• THE PROBLEM:
Print each of the entries exactly, leaving nothing out.

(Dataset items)

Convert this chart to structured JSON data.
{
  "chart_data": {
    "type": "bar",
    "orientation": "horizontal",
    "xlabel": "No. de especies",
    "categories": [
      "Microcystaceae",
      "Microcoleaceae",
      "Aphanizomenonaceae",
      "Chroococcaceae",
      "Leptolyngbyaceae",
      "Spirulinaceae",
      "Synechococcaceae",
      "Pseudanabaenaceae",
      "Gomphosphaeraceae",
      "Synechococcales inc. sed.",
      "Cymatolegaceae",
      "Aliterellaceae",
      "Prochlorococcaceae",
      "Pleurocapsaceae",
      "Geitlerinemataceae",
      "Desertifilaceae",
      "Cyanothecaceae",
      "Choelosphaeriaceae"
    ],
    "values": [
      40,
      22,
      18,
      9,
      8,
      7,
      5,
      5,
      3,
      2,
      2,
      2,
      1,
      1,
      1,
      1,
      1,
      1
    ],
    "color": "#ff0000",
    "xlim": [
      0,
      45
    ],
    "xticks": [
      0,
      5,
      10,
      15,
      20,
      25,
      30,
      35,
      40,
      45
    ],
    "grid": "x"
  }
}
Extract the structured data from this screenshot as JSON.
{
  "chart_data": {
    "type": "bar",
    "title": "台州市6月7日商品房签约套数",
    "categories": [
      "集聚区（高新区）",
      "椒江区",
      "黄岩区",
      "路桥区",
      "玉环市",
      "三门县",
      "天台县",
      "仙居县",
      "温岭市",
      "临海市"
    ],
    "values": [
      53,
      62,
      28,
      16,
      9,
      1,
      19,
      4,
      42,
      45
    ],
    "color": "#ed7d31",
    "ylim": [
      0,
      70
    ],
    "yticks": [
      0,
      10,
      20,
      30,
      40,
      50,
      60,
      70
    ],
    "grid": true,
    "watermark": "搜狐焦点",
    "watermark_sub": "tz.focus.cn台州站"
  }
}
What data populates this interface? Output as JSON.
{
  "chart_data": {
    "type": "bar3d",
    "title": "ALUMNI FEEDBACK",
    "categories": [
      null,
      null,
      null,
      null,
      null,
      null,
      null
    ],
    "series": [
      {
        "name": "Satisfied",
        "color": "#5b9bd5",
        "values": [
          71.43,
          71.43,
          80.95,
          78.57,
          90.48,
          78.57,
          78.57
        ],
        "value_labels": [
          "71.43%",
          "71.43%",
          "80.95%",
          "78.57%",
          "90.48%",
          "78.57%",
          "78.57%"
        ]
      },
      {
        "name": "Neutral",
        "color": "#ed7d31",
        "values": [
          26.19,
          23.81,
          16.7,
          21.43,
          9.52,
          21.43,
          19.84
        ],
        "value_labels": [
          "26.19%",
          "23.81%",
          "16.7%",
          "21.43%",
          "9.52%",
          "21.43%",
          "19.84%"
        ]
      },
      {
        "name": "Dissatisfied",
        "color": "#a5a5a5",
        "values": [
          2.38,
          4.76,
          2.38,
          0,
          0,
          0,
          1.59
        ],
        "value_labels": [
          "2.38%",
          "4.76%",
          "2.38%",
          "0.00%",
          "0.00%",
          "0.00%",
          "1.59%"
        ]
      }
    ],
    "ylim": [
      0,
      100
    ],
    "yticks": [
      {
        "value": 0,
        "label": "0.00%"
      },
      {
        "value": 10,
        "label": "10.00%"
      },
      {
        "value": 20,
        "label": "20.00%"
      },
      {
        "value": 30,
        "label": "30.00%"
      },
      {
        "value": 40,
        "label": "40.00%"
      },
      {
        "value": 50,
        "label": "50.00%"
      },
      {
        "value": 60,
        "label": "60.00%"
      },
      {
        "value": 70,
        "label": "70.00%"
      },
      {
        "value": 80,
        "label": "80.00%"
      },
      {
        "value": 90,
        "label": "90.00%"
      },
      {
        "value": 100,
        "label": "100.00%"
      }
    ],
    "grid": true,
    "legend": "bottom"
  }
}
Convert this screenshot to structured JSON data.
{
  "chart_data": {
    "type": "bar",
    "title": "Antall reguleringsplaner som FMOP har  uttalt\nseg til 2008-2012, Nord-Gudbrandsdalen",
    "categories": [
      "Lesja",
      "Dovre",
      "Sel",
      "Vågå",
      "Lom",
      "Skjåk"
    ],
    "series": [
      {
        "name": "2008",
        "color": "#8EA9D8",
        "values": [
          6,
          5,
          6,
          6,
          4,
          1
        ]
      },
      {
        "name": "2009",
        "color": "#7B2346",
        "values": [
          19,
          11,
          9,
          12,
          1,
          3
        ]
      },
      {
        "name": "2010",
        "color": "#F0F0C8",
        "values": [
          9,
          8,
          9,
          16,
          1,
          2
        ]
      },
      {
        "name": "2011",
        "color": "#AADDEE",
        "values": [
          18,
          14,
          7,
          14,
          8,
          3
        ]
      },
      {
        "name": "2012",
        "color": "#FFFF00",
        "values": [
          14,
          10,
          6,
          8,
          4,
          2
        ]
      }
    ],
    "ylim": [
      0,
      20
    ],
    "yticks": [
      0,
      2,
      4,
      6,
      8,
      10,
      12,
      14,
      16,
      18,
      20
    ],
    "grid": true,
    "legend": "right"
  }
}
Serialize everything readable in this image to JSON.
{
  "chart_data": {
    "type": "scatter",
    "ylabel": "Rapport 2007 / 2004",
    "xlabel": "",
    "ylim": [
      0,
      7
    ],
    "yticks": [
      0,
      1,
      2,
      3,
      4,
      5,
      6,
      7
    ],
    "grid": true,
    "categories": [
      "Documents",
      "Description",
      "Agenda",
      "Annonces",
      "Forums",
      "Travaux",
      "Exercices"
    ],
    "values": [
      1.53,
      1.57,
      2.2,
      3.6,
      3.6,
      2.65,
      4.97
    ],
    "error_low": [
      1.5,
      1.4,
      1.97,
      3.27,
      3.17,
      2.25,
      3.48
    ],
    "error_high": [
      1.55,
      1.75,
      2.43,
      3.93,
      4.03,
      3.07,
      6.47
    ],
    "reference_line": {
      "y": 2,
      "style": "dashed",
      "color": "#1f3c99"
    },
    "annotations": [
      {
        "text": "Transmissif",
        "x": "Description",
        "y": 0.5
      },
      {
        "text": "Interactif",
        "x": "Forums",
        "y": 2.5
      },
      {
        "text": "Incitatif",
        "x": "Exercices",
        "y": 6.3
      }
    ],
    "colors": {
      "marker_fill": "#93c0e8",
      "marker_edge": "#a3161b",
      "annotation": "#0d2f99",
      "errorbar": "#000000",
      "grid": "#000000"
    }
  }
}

• REPLY:
Convert this chart to structured JSON data.
{
  "chart_data": {
    "type": "bar",
    "orientation": "horizontal",
    "xlabel": "No. de especies",
    "categories": [
      "Microcystaceae",
      "Microcoleaceae",
      "Aphanizomenonaceae",
      "Chroococcaceae",
      "Leptolyngbyaceae",
      "Spirulinaceae",
      "Synechococcaceae",
      "Pseudanabaenaceae",
      "Gomphosphaeraceae",
      "Synechococcales inc. sed.",
      "Cymatolegaceae",
      "Aliterellaceae",
      "Prochlorococcaceae",
      "Pleurocapsaceae",
      "Geitlerinemataceae",
      "Desertifilaceae",
      "Cyanothecaceae",
      "Choelosphaeriaceae"
    ],
    "values": [
      40,
      22,
      18,
      9,
      8,
      7,
      5,
      5,
      3,
      2,
      2,
      2,
      1,
      1,
      1,
      1,
      1,
      1
    ],
    "color": "#ff0000",
    "xlim": [
      0,
      45
    ],
    "xticks": [
      0,
      5,
      10,
      15,
      20,
      25,
      30,
      35,
      40,
      45
    ],
    "grid": "x"
  }
}
Extract the structured data from this screenshot as JSON.
{
  "chart_data": {
    "type": "bar",
    "title": "台州市6月7日商品房签约套数",
    "categories": [
      "集聚区（高新区）",
      "椒江区",
      "黄岩区",
      "路桥区",
      "玉环市",
      "三门县",
      "天台县",
      "仙居县",
      "温岭市",
      "临海市"
    ],
    "values": [
      53,
      62,
      28,
      16,
      9,
      1,
      19,
      4,
      42,
      45
    ],
    "color": "#ed7d31",
    "ylim": [
      0,
      70
    ],
    "yticks": [
      0,
      10,
      20,
      30,
      40,
      50,
      60,
      70
    ],
    "grid": true,
    "watermark": "搜狐焦点",
    "watermark_sub": "tz.focus.cn台州站"
  }
}
What data populates this interface? Output as JSON.
{
  "chart_data": {
    "type": "bar3d",
    "title": "ALUMNI FEEDBACK",
    "categories": [
      null,
      null,
      null,
      null,
      null,
      null,
      null
    ],
    "series": [
      {
        "name": "Satisfied",
        "color": "#5b9bd5",
        "values": [
          71.43,
          71.43,
          80.95,
          78.57,
          90.48,
          78.57,
          78.57
        ],
        "value_labels": [
          "71.43%",
          "71.43%",
          "80.95%",
          "78.57%",
          "90.48%",
          "78.57%",
          "78.57%"
        ]
      },
      {
        "name": "Neutral",
        "color": "#ed7d31",
        "values": [
          26.19,
          23.81,
          16.7,
          21.43,
          9.52,
          21.43,
          19.84
        ],
        "value_labels": [
          "26.19%",
          "23.81%",
          "16.7%",
          "21.43%",
          "9.52%",
          "21.43%",
          "19.84%"
        ]
      },
      {
        "name": "Dissatisfied",
        "color": "#a5a5a5",
        "values": [
          2.38,
          4.76,
          2.38,
          0,
          0,
          0,
          1.59
        ],
        "value_labels": [
          "2.38%",
          "4.76%",
          "2.38%",
          "0.00%",
          "0.00%",
          "0.00%",
          "1.59%"
        ]
      }
    ],
    "ylim": [
      0,
      100
    ],
    "yticks": [
      {
        "value": 0,
        "label": "0.00%"
      },
      {
        "value": 10,
        "label": "10.00%"
      },
      {
        "value": 20,
        "label": "20.00%"
      },
      {
        "value": 30,
        "label": "30.00%"
      },
      {
        "value": 40,
        "label": "40.00%"
      },
      {
        "value": 50,
        "label": "50.00%"
      },
      {
        "value": 60,
        "label": "60.00%"
      },
      {
        "value": 70,
        "label": "70.00%"
      },
      {
        "value": 80,
        "label": "80.00%"
      },
      {
        "value": 90,
        "label": "90.00%"
      },
      {
        "value": 100,
        "label": "100.00%"
      }
    ],
    "grid": true,
    "legend": "bottom"
  }
}
Convert this screenshot to structured JSON data.
{
  "chart_data": {
    "type": "bar",
    "title": "Antall reguleringsplaner som FMOP har  uttalt\nseg til 2008-2012, Nord-Gudbrandsdalen",
    "categories": [
      "Lesja",
      "Dovre",
      "Sel",
      "Vågå",
      "Lom",
      "Skjåk"
    ],
    "series": [
      {
        "name": "2008",
        "color": "#8EA9D8",
        "values": [
          6,
          5,
          6,
          6,
          4,
          1
        ]
      },
      {
        "name": "2009",
        "color": "#7B2346",
        "values": [
          19,
          11,
          9,
          12,
          1,
          3
        ]
      },
      {
        "name": "2010",
        "color": "#F0F0C8",
        "values": [
          9,
          8,
          9,
          16,
          1,
          2
        ]
      },
      {
        "name": "2011",
        "color": "#AADDEE",
        "values": [
          18,
          14,
          7,
          14,
          8,
          3
        ]
      },
      {
        "name": "2012",
        "color": "#FFFF00",
        "values": [
          14,
          10,
          6,
          8,
          4,
          2
        ]
      }
    ],
    "ylim": [
      0,
      20
    ],
    "yticks": [
      0,
      2,
      4,
      6,
      8,
      10,
      12,
      14,
      16,
      18,
      20
    ],
    "grid": true,
    "legend": "right"
  }
}
Serialize everything readable in this image to JSON.
{
  "chart_data": {
    "type": "scatter",
    "ylabel": "Rapport 2007 / 2004",
    "xlabel": "",
    "ylim": [
      0,
      7
    ],
    "yticks": [
      0,
      1,
      2,
      3,
      4,
      5,
      6,
      7
    ],
    "grid": true,
    "categories": [
      "Documents",
      "Description",
      "Agenda",
      "Annonces",
      "Forums",
      "Travaux",
      "Exercices"
    ],
    "values": [
      1.53,
      1.57,
      2.2,
      3.6,
      3.6,
      2.65,
      4.97
    ],
    "error_low": [
      1.5,
      1.4,
      1.97,
      3.27,
      3.17,
      2.25,
      3.48
    ],
    "error_high": [
      1.55,
      1.75,
      2.43,
      3.93,
      4.03,
      3.07,
      6.47
    ],
    "reference_line": {
      "y": 2,
      "style": "dashed",
      "color": "#1f3c99"
    },
    "annotations": [
      {
        "text": "Transmissif",
        "x": "Description",
        "y": 0.5
      },
      {
        "text": "Interactif",
        "x": "Forums",
        "y": 2.5
      },
      {
        "text": "Incitatif",
        "x": "Exercices",
        "y": 6.3
      }
    ],
    "colors": {
      "marker_fill": "#93c0e8",
      "marker_edge": "#a3161b",
      "annotation": "#0d2f99",
      "errorbar": "#000000",
      "grid": "#000000"
    }
  }
}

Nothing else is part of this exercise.